=== EXTRACTED ENTRIES ===

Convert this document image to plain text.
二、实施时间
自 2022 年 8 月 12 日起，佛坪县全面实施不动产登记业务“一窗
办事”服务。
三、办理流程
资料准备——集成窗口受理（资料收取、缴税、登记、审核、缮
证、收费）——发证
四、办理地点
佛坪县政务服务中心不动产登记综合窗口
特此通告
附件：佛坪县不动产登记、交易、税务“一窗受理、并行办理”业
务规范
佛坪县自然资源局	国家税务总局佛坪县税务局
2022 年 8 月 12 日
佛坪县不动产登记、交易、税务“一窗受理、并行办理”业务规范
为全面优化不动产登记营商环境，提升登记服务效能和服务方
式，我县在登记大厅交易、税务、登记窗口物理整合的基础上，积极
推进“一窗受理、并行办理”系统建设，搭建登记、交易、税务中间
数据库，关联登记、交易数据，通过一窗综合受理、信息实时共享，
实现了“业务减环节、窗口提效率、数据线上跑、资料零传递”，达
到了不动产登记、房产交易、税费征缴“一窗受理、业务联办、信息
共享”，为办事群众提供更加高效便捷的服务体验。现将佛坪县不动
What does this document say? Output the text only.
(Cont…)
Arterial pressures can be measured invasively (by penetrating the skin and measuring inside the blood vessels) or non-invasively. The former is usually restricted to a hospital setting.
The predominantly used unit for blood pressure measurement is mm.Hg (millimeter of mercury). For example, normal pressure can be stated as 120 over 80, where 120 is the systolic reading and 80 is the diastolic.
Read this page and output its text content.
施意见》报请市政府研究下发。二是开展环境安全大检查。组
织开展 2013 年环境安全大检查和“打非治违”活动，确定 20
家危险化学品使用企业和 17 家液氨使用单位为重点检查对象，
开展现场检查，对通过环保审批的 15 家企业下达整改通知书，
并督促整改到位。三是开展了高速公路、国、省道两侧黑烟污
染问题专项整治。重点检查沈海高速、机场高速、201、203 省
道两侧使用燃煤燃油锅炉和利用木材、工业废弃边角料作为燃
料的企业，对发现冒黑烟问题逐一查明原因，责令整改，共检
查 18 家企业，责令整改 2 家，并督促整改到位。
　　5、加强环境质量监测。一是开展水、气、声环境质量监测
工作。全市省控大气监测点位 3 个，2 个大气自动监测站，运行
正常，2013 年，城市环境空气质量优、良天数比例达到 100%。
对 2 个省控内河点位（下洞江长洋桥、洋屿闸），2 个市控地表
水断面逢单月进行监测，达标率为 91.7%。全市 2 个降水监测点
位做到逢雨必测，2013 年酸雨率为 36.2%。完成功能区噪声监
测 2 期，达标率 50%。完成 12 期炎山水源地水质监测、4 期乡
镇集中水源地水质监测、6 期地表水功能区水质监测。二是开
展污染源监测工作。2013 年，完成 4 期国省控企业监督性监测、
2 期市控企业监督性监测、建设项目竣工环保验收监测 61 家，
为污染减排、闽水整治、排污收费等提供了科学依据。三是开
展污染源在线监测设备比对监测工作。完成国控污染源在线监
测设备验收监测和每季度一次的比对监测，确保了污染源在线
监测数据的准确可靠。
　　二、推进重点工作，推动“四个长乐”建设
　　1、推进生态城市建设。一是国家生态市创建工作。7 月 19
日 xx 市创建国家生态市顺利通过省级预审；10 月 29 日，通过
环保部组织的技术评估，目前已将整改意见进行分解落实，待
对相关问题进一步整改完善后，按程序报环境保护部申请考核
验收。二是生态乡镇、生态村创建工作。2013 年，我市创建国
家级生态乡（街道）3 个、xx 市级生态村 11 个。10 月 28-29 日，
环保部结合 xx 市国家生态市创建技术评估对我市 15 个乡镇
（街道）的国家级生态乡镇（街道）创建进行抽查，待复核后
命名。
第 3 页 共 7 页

===

** WHAT TO DO **
Only a number is wanted: how many lines contain the word "责令整改"?

** RESPONSE TO THIS EXERCISE **
2